§ Dataset rows:
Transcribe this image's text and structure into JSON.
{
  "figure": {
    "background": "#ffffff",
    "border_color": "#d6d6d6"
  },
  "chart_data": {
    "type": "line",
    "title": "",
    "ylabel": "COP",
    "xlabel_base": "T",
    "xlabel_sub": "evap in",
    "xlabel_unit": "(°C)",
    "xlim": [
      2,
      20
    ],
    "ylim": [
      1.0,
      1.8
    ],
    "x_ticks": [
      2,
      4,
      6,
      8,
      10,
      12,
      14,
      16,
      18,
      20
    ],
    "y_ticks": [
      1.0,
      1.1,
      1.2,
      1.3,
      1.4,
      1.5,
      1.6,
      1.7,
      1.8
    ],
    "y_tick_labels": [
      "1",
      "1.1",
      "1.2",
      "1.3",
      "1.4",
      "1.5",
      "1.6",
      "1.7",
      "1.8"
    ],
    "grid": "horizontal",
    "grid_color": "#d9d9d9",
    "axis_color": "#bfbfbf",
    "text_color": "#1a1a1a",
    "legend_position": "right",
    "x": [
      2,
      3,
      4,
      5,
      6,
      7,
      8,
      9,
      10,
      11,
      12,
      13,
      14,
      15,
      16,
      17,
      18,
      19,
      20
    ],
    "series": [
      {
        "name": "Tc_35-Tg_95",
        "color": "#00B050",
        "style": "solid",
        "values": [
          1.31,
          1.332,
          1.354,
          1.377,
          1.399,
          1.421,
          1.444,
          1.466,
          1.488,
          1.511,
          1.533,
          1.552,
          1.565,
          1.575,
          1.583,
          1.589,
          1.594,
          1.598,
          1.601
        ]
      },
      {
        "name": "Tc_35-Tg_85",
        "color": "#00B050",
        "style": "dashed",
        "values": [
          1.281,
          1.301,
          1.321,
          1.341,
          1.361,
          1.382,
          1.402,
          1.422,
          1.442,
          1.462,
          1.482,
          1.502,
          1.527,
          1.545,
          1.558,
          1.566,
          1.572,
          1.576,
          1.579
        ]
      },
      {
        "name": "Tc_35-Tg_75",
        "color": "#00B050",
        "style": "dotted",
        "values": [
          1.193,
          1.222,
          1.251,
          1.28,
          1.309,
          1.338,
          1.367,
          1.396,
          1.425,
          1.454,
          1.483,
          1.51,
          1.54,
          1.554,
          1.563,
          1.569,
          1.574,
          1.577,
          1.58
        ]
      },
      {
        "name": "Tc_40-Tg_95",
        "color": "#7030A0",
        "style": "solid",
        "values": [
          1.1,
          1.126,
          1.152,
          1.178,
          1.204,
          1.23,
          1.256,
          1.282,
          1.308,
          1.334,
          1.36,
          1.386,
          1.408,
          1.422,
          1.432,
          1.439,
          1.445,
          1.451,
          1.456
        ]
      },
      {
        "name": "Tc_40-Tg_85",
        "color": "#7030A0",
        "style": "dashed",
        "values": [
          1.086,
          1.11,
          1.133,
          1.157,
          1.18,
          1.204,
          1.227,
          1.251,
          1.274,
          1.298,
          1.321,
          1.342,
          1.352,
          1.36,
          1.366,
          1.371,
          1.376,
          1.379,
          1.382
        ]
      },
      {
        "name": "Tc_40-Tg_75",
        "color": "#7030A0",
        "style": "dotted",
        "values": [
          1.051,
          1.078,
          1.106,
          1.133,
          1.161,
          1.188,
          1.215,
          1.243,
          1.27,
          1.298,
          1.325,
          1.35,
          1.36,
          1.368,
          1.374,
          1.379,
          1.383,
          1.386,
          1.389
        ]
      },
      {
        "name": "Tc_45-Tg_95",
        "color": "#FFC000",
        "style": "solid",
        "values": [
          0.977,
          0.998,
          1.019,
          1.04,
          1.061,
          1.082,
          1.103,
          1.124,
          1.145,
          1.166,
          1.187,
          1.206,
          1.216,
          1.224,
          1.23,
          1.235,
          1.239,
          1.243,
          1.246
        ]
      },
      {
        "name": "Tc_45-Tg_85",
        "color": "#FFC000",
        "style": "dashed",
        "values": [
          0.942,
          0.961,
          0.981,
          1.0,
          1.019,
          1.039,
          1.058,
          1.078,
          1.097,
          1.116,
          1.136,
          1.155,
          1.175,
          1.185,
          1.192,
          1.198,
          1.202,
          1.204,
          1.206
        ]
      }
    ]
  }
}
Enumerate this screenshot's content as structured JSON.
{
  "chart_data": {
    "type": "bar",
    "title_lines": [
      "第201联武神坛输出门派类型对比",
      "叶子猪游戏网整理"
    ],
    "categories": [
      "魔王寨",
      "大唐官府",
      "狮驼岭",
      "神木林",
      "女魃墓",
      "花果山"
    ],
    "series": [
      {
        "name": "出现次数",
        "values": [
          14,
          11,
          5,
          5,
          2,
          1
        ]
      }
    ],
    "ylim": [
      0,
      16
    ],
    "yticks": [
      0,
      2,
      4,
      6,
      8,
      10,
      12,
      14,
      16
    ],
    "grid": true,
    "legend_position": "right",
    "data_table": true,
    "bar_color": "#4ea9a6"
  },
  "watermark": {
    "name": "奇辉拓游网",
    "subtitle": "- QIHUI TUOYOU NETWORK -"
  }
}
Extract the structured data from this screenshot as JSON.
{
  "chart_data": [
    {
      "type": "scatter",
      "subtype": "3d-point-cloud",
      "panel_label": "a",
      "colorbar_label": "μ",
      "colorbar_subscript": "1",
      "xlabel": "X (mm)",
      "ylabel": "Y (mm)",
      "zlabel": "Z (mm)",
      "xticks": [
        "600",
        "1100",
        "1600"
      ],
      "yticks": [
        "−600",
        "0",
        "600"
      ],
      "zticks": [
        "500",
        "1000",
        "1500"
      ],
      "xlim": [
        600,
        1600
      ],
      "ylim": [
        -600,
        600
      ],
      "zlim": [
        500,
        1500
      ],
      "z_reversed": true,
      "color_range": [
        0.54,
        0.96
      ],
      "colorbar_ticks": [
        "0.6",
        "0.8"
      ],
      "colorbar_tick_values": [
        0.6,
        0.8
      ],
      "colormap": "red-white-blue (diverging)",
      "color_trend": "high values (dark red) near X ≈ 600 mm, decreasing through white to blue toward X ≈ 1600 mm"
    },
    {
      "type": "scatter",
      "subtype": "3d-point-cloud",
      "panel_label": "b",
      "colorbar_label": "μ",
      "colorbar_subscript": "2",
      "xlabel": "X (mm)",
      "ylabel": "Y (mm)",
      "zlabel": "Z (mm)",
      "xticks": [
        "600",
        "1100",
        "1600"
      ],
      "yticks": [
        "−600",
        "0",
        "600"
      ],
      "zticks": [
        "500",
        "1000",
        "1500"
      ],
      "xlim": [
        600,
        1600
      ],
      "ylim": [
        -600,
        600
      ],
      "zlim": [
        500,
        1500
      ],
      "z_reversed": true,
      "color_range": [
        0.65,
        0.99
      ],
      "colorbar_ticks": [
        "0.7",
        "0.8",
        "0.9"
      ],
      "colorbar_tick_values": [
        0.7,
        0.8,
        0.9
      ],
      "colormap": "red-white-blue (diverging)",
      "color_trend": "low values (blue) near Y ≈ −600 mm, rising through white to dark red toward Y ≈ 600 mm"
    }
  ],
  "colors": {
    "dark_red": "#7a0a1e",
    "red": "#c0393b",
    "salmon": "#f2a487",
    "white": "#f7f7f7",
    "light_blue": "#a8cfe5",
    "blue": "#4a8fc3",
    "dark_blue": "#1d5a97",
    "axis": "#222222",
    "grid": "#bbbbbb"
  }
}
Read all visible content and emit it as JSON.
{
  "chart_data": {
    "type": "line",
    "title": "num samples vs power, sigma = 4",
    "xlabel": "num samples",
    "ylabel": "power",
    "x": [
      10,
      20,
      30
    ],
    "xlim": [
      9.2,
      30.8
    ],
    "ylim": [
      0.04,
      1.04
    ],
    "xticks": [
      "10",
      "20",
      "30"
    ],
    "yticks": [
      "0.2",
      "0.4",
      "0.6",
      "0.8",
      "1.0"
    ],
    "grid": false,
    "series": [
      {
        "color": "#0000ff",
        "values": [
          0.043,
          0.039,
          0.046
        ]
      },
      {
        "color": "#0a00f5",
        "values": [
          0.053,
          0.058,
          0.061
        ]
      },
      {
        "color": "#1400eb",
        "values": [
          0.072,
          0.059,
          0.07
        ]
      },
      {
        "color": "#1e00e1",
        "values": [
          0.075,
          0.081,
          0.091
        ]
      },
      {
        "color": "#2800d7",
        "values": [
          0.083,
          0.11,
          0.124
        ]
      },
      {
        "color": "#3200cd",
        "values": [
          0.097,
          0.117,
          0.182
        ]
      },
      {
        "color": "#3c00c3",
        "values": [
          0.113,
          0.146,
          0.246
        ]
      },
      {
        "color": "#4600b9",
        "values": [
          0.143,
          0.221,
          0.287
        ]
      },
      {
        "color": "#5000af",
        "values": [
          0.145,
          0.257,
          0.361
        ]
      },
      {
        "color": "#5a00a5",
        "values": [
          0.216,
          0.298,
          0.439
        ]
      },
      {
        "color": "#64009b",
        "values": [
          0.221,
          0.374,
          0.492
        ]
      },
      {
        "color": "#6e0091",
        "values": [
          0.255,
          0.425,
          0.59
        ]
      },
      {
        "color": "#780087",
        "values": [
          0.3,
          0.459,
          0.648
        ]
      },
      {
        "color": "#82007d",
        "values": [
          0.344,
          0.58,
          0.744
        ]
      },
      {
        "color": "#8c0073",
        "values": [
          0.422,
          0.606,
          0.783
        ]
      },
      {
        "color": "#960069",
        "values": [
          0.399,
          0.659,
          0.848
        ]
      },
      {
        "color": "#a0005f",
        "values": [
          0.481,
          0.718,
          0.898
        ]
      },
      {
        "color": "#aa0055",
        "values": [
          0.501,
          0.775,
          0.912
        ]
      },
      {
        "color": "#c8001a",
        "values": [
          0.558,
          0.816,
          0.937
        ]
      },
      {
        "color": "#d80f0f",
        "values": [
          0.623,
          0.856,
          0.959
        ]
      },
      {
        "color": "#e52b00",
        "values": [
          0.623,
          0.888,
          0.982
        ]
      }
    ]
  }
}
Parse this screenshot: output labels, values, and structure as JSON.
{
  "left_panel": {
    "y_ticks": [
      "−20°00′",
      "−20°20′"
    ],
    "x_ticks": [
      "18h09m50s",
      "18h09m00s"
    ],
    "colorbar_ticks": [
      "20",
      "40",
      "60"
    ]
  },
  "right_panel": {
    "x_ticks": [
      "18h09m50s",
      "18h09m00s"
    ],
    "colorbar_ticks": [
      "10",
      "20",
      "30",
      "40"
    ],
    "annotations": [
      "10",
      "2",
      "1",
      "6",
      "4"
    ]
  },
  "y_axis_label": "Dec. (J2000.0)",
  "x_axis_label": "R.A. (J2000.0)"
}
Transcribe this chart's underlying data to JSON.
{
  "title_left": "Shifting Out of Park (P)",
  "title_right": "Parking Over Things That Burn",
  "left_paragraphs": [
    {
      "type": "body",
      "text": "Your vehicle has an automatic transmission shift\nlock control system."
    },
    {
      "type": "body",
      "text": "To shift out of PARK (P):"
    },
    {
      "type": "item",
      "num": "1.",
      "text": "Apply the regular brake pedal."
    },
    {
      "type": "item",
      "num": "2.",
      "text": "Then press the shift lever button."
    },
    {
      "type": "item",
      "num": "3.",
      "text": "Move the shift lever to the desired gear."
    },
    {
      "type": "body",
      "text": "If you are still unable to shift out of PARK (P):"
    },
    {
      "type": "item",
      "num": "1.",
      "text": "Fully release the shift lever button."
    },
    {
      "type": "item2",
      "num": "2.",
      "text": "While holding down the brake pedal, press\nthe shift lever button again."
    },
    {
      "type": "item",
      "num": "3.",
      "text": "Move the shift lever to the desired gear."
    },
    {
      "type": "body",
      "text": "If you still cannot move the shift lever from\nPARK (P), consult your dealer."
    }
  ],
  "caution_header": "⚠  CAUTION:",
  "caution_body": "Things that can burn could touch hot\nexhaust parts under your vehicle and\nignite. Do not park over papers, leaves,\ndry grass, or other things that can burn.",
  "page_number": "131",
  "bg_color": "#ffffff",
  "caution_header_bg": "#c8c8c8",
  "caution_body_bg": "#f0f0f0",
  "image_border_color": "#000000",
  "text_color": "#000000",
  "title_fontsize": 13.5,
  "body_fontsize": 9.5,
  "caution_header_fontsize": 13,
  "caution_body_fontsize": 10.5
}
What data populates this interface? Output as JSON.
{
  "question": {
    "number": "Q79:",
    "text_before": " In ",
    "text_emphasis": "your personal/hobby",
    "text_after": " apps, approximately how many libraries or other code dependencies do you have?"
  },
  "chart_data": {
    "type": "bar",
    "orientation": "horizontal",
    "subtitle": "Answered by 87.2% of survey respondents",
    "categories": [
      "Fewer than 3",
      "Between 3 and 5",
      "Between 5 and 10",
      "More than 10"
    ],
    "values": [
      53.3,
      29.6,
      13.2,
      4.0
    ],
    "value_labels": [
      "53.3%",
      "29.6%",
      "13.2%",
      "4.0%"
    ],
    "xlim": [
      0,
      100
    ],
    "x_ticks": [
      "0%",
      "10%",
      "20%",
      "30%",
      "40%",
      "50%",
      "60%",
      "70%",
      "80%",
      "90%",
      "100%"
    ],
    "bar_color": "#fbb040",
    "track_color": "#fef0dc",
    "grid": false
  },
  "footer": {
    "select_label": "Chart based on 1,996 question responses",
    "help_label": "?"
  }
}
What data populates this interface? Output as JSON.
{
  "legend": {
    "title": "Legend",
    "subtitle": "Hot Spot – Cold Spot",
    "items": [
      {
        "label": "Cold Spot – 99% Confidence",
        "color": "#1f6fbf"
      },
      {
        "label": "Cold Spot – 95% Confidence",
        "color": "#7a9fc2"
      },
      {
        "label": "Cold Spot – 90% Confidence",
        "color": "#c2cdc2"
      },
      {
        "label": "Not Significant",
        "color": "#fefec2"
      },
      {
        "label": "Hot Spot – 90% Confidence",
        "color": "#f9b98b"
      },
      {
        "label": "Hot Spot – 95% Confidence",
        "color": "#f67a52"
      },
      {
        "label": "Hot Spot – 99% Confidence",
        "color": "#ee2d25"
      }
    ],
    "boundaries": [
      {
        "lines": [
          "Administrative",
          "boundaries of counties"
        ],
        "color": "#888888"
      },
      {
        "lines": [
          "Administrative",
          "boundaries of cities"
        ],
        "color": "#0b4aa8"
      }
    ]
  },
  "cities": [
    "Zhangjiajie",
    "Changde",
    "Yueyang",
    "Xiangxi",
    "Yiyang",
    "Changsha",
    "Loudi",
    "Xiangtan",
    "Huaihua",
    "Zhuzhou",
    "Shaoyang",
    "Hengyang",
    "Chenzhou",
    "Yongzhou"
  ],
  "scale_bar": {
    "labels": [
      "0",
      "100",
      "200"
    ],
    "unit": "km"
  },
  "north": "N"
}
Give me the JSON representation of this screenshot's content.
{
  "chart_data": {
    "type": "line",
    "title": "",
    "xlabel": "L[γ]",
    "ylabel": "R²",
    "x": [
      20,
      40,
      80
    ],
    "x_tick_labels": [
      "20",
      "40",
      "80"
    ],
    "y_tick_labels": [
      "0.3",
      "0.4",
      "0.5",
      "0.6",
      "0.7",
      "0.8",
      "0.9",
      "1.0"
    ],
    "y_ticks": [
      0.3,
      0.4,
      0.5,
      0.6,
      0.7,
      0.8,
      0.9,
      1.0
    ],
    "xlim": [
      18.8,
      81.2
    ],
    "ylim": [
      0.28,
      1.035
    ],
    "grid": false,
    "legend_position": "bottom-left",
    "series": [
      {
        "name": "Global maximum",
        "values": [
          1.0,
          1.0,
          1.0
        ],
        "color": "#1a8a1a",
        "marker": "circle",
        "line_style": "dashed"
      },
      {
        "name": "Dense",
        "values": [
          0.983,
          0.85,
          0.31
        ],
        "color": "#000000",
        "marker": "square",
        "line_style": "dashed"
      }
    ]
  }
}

§ Exercise: In the records above, collect each line with "press".

§ Written solution:
      "text": "Then press the shift lever button."
      "text": "While holding down the brake pedal, press\nthe shift lever button again."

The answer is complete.